— begin —

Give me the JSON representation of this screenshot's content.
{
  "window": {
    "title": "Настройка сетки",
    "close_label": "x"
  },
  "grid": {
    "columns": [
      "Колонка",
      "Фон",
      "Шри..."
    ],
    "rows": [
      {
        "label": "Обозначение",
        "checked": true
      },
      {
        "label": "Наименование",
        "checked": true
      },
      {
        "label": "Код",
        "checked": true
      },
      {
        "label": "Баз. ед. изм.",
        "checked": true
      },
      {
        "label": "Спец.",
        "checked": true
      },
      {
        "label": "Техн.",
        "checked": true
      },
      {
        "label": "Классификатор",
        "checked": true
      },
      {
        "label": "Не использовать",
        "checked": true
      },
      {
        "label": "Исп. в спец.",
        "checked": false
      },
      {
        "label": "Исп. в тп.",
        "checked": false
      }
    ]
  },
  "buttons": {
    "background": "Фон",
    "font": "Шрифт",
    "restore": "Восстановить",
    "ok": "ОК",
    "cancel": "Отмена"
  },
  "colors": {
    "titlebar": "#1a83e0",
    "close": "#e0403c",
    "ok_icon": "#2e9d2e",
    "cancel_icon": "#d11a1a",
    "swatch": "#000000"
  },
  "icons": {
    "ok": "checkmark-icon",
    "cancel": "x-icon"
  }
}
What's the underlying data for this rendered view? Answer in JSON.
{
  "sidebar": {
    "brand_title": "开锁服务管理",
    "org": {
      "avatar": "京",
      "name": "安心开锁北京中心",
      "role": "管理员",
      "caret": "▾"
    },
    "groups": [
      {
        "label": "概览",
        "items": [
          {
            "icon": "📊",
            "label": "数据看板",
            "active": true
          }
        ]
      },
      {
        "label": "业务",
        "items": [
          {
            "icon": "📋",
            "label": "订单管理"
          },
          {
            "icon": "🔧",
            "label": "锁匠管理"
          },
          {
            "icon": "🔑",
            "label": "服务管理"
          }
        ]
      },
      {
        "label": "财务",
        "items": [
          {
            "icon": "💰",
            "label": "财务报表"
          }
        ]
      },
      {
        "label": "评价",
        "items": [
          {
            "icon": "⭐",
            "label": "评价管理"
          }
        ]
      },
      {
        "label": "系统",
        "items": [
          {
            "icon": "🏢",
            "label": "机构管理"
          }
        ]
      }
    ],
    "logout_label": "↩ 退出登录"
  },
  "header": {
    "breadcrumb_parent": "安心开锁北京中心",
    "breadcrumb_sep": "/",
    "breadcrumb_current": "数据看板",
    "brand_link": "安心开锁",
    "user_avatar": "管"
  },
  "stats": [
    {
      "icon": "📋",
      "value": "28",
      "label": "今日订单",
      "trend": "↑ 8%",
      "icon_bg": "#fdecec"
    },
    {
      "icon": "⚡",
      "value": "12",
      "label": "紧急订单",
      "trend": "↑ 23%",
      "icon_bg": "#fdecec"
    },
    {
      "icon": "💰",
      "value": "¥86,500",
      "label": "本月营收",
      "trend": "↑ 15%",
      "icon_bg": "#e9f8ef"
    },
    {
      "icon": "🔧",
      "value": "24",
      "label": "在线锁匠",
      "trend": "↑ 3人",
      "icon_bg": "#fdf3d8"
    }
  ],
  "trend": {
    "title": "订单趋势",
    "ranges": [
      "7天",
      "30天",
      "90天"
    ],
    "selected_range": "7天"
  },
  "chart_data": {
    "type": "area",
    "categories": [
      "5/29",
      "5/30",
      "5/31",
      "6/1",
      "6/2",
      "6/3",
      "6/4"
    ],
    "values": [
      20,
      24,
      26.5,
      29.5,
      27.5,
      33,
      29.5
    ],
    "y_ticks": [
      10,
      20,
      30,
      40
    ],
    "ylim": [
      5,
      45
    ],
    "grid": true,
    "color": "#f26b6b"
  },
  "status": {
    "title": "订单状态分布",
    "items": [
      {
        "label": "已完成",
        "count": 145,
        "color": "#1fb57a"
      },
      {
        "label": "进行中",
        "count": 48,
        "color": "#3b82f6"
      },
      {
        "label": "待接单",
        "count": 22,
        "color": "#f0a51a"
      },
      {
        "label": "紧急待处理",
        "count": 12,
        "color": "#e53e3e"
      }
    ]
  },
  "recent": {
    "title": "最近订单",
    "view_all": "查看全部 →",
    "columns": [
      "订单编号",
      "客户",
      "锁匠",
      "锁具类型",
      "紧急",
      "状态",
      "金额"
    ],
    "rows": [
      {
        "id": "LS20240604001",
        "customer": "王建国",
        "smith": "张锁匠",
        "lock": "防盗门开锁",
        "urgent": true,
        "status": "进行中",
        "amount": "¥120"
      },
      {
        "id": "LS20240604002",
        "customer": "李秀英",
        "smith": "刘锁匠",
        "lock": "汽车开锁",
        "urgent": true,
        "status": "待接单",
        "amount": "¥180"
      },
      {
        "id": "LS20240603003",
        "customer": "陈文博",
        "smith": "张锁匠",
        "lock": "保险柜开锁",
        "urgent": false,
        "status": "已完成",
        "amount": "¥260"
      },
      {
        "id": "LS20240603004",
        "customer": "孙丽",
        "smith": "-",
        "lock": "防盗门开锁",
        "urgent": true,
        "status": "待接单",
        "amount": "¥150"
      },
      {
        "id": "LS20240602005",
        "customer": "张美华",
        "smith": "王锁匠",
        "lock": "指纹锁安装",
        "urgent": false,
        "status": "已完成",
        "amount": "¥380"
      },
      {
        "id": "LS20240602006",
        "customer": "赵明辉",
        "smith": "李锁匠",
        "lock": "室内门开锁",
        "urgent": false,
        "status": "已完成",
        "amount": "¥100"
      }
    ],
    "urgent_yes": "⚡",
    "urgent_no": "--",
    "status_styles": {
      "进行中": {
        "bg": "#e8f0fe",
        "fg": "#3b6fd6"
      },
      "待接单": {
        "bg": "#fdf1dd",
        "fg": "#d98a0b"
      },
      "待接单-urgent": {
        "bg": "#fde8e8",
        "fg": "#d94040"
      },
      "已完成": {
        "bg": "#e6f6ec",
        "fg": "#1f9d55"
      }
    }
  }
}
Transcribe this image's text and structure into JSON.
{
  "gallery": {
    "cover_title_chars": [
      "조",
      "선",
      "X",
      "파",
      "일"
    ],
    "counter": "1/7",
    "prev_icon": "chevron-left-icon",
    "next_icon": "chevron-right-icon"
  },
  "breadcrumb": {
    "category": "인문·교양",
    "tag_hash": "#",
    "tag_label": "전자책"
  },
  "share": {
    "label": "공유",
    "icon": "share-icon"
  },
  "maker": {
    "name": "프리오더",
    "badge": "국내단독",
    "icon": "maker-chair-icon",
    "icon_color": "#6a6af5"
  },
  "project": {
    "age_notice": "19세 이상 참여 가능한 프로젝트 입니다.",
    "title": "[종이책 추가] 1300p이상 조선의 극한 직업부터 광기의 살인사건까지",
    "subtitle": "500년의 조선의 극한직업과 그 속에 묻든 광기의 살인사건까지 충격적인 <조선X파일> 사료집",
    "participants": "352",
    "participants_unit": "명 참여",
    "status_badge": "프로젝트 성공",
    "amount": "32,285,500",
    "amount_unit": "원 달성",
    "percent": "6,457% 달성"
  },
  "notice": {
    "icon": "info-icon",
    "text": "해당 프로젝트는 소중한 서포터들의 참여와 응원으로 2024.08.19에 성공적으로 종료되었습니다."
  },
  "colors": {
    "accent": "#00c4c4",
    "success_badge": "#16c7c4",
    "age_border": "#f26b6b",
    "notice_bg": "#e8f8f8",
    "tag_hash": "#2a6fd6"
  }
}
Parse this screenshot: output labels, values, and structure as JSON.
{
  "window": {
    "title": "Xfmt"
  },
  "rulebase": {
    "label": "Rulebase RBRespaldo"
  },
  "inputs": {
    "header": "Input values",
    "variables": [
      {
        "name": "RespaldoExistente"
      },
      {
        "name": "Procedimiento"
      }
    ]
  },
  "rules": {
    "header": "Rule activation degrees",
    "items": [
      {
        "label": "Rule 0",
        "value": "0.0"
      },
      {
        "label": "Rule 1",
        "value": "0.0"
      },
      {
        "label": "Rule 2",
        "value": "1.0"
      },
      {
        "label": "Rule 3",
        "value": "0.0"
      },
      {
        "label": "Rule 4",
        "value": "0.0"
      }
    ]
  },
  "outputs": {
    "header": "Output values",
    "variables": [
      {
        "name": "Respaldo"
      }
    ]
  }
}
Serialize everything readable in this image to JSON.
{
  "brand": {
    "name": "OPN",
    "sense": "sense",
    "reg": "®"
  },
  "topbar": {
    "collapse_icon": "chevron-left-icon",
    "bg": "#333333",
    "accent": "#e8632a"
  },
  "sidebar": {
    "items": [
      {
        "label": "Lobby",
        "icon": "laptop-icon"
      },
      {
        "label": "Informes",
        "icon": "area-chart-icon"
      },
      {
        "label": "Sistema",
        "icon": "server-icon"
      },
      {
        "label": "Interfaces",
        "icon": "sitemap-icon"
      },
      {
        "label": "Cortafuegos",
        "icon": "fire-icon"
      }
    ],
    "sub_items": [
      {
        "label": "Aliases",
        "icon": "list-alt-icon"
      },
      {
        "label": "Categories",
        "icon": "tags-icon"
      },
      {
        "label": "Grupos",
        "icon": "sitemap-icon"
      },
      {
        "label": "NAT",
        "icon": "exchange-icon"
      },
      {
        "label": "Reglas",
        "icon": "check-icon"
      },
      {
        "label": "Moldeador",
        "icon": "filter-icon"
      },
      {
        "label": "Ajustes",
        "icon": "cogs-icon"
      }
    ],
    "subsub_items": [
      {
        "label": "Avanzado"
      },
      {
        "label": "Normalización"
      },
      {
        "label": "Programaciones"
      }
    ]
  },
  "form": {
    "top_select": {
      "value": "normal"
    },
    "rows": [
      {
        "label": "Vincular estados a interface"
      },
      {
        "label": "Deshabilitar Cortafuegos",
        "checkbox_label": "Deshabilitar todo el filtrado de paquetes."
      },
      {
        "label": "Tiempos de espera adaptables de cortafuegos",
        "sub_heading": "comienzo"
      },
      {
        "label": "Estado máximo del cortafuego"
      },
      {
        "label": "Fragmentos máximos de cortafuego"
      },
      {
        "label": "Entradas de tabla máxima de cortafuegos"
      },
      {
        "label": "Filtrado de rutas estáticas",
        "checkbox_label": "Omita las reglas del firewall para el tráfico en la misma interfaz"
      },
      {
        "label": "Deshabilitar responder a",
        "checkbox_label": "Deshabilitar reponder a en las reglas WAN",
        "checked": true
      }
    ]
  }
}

— end —

### What you are asked to do
Copy every line above that includes the string "customer".

### Expected answer
        "customer": "王建国",
        "customer": "李秀英",
        "customer": "陈文博",
        "customer": "孙丽",
        "customer": "张美华",
        "customer": "赵明辉",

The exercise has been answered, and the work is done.